A block of data:
★ ★ ★ ★ ★ ★ ★

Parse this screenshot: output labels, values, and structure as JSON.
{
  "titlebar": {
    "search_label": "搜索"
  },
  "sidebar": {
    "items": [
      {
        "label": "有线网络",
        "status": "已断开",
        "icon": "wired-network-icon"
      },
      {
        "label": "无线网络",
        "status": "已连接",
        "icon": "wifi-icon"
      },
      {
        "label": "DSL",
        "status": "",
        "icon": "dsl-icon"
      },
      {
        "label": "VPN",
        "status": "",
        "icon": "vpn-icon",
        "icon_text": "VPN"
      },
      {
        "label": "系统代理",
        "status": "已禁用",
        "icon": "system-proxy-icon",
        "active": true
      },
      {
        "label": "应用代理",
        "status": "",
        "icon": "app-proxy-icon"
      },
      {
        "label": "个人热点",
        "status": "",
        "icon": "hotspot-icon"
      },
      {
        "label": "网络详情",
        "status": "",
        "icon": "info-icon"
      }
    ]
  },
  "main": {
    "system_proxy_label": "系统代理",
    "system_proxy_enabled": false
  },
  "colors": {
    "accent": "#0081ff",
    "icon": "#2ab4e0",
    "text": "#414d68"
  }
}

★ ★ ★ ★ ★ ★ ★

● REQUIRED TASK
Give all of the entries again, word for word.

● RESULT FOR THIS TASK
Parse this screenshot: output labels, values, and structure as JSON.
{
  "titlebar": {
    "search_label": "搜索"
  },
  "sidebar": {
    "items": [
      {
        "label": "有线网络",
        "status": "已断开",
        "icon": "wired-network-icon"
      },
      {
        "label": "无线网络",
        "status": "已连接",
        "icon": "wifi-icon"
      },
      {
        "label": "DSL",
        "status": "",
        "icon": "dsl-icon"
      },
      {
        "label": "VPN",
        "status": "",
        "icon": "vpn-icon",
        "icon_text": "VPN"
      },
      {
        "label": "系统代理",
        "status": "已禁用",
        "icon": "system-proxy-icon",
        "active": true
      },
      {
        "label": "应用代理",
        "status": "",
        "icon": "app-proxy-icon"
      },
      {
        "label": "个人热点",
        "status": "",
        "icon": "hotspot-icon"
      },
      {
        "label": "网络详情",
        "status": "",
        "icon": "info-icon"
      }
    ]
  },
  "main": {
    "system_proxy_label": "系统代理",
    "system_proxy_enabled": false
  },
  "colors": {
    "accent": "#0081ff",
    "icon": "#2ab4e0",
    "text": "#414d68"
  }
}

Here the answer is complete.